TO DO:
Count only the lines of the records that hold "takich", then give the number without any other words.

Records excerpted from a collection
--------

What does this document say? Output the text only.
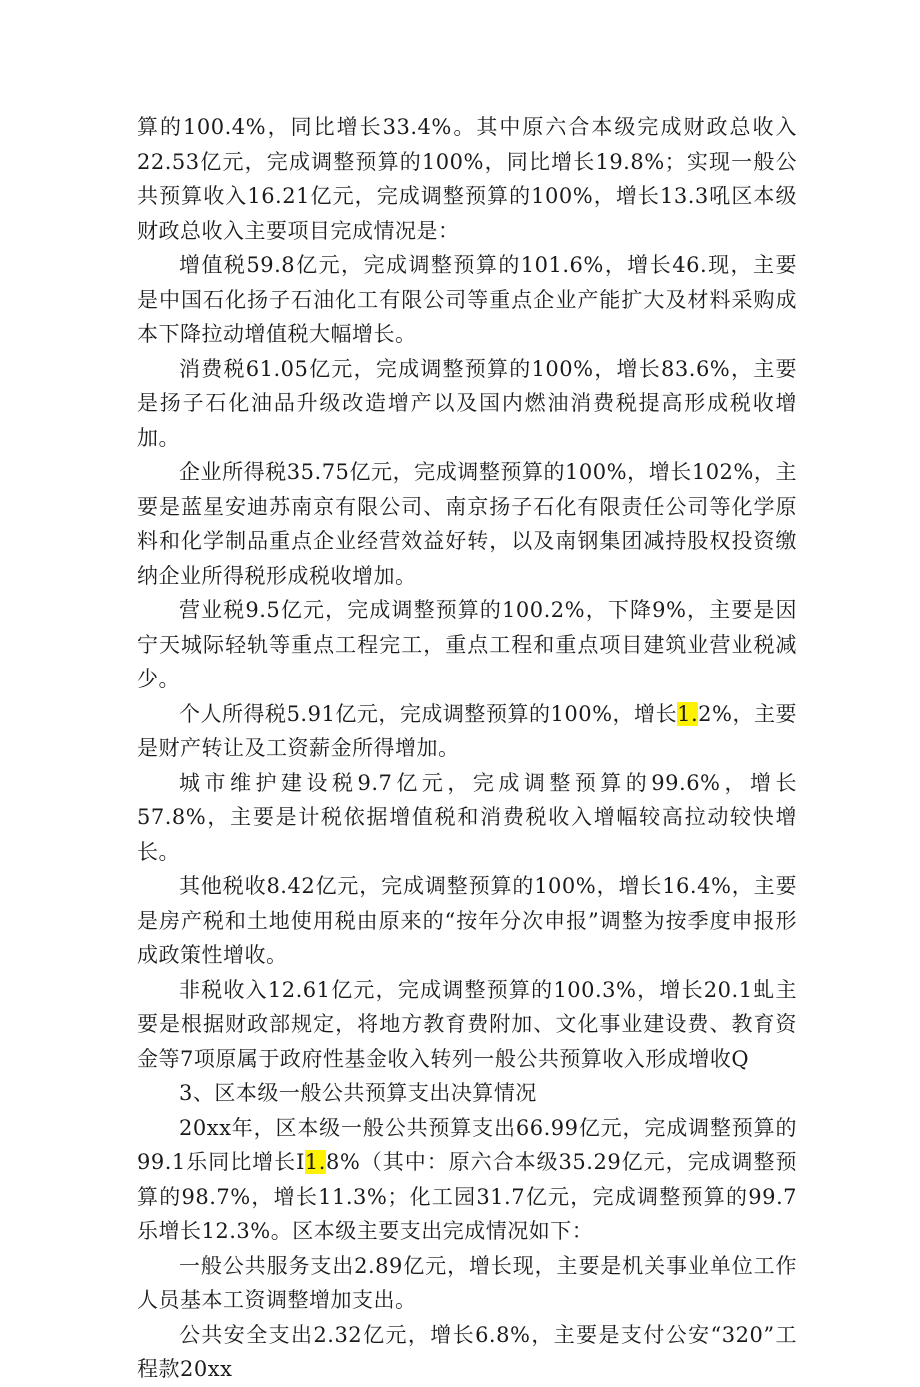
算的100.4%，同比增长33.4%。其中原六合本级完成财政总收入22.53亿元，完成调整预算的100%，同比增长19.8%；实现一般公共预算收入16.21亿元，完成调整预算的100%，增长13.3吼区本级财政总收入主要项目完成情况是：

增值税59.8亿元，完成调整预算的101.6%，增长46.现，主要是中国石化扬子石油化工有限公司等重点企业产能扩大及材料采购成本下降拉动增值税大幅增长。

消费税61.05亿元，完成调整预算的100%，增长83.6%，主要是扬子石化油品升级改造增产以及国内燃油消费税提高形成税收增加。

企业所得税35.75亿元，完成调整预算的100%，增长102%，主要是蓝星安迪苏南京有限公司、南京扬子石化有限责任公司等化学原料和化学制品重点企业经营效益好转，以及南钢集团减持股权投资缴纳企业所得税形成税收增加。

营业税9.5亿元，完成调整预算的100.2%，下降9%，主要是因宁天城际轻轨等重点工程完工，重点工程和重点项目建筑业营业税减少。

个人所得税5.91亿元，完成调整预算的100%，增长1.2%，主要是财产转让及工资薪金所得增加。

城市维护建设税9.7亿元，完成调整预算的99.6%，增长57.8%，主要是计税依据增值税和消费税收入增幅较高拉动较快增长。

其他税收8.42亿元，完成调整预算的100%，增长16.4%，主要是房产税和土地使用税由原来的“按年分次申报”调整为按季度申报形成政策性增收。

非税收入12.61亿元，完成调整预算的100.3%，增长20.1虬主要是根据财政部规定，将地方教育费附加、文化事业建设费、教育资金等7项原属于政府性基金收入转列一般公共预算收入形成增收Q

3、区本级一般公共预算支出决算情况

20xx年，区本级一般公共预算支出66.99亿元，完成调整预算的99.1乐同比增长I1.8%（其中：原六合本级35.29亿元，完成调整预算的98.7%，增长11.3%；化工园31.7亿元，完成调整预算的99.7乐增长12.3%。区本级主要支出完成情况如下：

一般公共服务支出2.89亿元，增长现，主要是机关事业单位工作人员基本工资调整增加支出。

公共安全支出2.32亿元，增长6.8%，主要是支付公安“320”工程款20xx
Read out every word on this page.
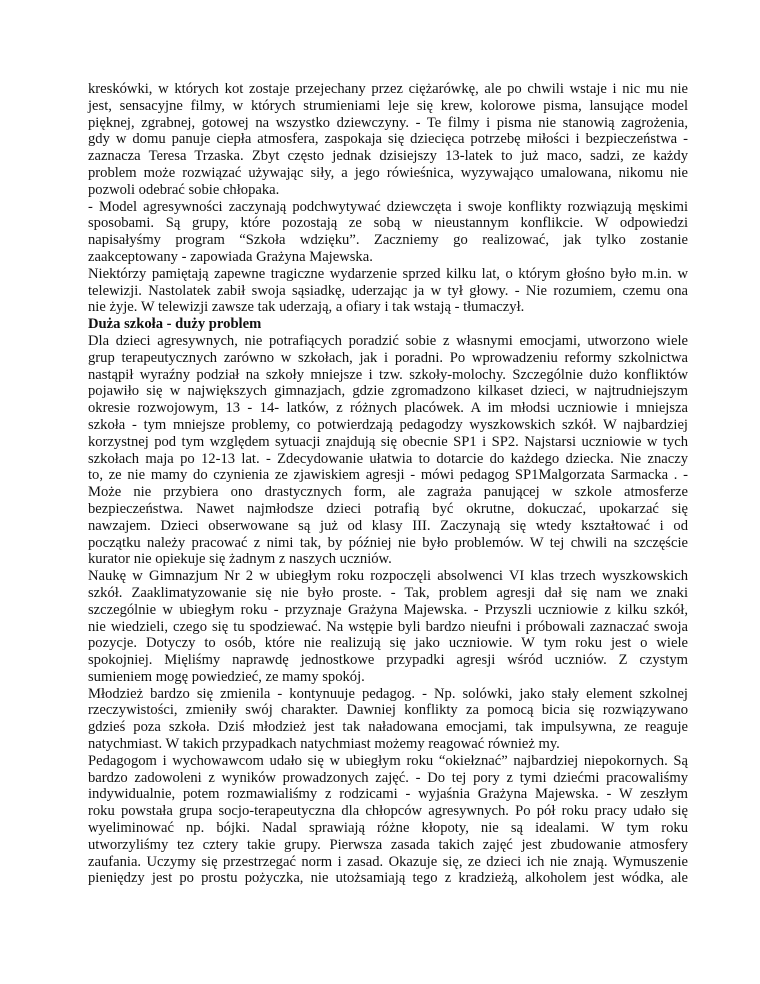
kreskówki, w których kot zostaje przejechany przez ciężarówkę, ale po chwili wstaje i nic mu nie
jest, sensacyjne filmy, w których strumieniami leje się krew, kolorowe pisma, lansujące model
pięknej, zgrabnej, gotowej na wszystko dziewczyny. - Te filmy i pisma nie stanowią zagrożenia,
gdy w domu panuje ciepła atmosfera, zaspokaja się dziecięca potrzebę miłości i bezpieczeństwa -
zaznacza Teresa Trzaska. Zbyt często jednak dzisiejszy 13-latek to już maco, sadzi, ze każdy
problem może rozwiązać używając siły, a jego rówieśnica, wyzywająco umalowana, nikomu nie
pozwoli odebrać sobie chłopaka.
- Model agresywności zaczynają podchwytywać dziewczęta i swoje konflikty rozwiązują męskimi
sposobami. Są grupy, które pozostają ze sobą w nieustannym konflikcie. W odpowiedzi
napisałyśmy program “Szkoła wdzięku”. Zaczniemy go realizować, jak tylko zostanie
zaakceptowany - zapowiada Grażyna Majewska.
Niektórzy pamiętają zapewne tragiczne wydarzenie sprzed kilku lat, o którym głośno było m.in. w
telewizji. Nastolatek zabił swoja sąsiadkę, uderzając ja w tył głowy. - Nie rozumiem, czemu ona
nie żyje. W telewizji zawsze tak uderzają, a ofiary i tak wstają - tłumaczył.
Duża szkoła - duży problem
Dla dzieci agresywnych, nie potrafiących poradzić sobie z własnymi emocjami, utworzono wiele
grup terapeutycznych zarówno w szkołach, jak i poradni. Po wprowadzeniu reformy szkolnictwa
nastąpił wyraźny podział na szkoły mniejsze i tzw. szkoły-molochy. Szczególnie dużo konfliktów
pojawiło się w największych gimnazjach, gdzie zgromadzono kilkaset dzieci, w najtrudniejszym
okresie rozwojowym, 13 - 14- latków, z różnych placówek. A im młodsi uczniowie i mniejsza
szkoła - tym mniejsze problemy, co potwierdzają pedagodzy wyszkowskich szkół. W najbardziej
korzystnej pod tym względem sytuacji znajdują się obecnie SP1 i SP2. Najstarsi uczniowie w tych
szkołach maja po 12-13 lat. - Zdecydowanie ułatwia to dotarcie do każdego dziecka. Nie znaczy
to, ze nie mamy do czynienia ze zjawiskiem agresji - mówi pedagog SP1Malgorzata Sarmacka . -
Może nie przybiera ono drastycznych form, ale zagraża panującej w szkole atmosferze
bezpieczeństwa. Nawet najmłodsze dzieci potrafią być okrutne, dokuczać, upokarzać się
nawzajem. Dzieci obserwowane są już od klasy III. Zaczynają się wtedy kształtować i od
początku należy pracować z nimi tak, by później nie było problemów. W tej chwili na szczęście
kurator nie opiekuje się żadnym z naszych uczniów.
Naukę w Gimnazjum Nr 2 w ubiegłym roku rozpoczęli absolwenci VI klas trzech wyszkowskich
szkół. Zaaklimatyzowanie się nie było proste. - Tak, problem agresji dał się nam we znaki
szczególnie w ubiegłym roku - przyznaje Grażyna Majewska. - Przyszli uczniowie z kilku szkół,
nie wiedzieli, czego się tu spodziewać. Na wstępie byli bardzo nieufni i próbowali zaznaczać swoja
pozycje. Dotyczy to osób, które nie realizują się jako uczniowie. W tym roku jest o wiele
spokojniej. Mięliśmy naprawdę jednostkowe przypadki agresji wśród uczniów. Z czystym
sumieniem mogę powiedzieć, ze mamy spokój.
Młodzież bardzo się zmienila - kontynuuje pedagog. - Np. solówki, jako stały element szkolnej
rzeczywistości, zmieniły swój charakter. Dawniej konflikty za pomocą bicia się rozwiązywano
gdzieś poza szkoła. Dziś młodzież jest tak naładowana emocjami, tak impulsywna, ze reaguje
natychmiast. W takich przypadkach natychmiast możemy reagować również my.
Pedagogom i wychowawcom udało się w ubiegłym roku “okiełznać” najbardziej niepokornych. Są
bardzo zadowoleni z wyników prowadzonych zajęć. - Do tej pory z tymi dziećmi pracowaliśmy
indywidualnie, potem rozmawialiśmy z rodzicami - wyjaśnia Grażyna Majewska. - W zeszłym
roku powstała grupa socjo-terapeutyczna dla chłopców agresywnych. Po pół roku pracy udało się
wyeliminować np. bójki. Nadal sprawiają różne kłopoty, nie są idealami. W tym roku
utworzyliśmy tez cztery takie grupy. Pierwsza zasada takich zajęć jest zbudowanie atmosfery
zaufania. Uczymy się przestrzegać norm i zasad. Okazuje się, ze dzieci ich nie znają. Wymuszenie
pieniędzy jest po prostu pożyczka, nie utożsamiają tego z kradzieżą, alkoholem jest wódka, ale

--------

ANSWER TO THE EXERCISE:
2